[START OF Records supplied]
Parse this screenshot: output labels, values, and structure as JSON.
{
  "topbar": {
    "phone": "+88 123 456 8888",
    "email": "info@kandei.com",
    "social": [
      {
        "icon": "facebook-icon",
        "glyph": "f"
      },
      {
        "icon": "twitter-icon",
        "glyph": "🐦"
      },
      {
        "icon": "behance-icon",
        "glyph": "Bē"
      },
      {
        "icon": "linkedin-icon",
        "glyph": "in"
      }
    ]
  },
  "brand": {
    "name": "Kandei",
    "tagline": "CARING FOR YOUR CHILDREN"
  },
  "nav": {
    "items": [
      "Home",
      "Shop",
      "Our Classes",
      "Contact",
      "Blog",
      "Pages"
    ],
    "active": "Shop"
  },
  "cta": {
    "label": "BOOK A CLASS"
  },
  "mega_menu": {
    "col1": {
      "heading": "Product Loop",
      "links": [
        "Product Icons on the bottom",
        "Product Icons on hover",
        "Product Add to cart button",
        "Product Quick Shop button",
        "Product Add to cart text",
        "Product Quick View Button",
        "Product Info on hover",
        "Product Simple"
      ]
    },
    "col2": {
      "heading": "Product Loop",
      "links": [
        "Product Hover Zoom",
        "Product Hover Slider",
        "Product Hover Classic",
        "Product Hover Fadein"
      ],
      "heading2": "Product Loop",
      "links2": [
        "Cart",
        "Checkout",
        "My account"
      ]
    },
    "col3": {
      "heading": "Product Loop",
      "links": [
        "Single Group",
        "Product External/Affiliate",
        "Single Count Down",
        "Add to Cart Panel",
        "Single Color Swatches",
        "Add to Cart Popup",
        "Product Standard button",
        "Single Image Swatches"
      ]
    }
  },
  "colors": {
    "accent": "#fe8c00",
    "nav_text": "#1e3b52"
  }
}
[END OF Records supplied]
** Aim **
What is the number of lines in the data above that include the word "Icons"? Answer with that number only.

** Task result **
2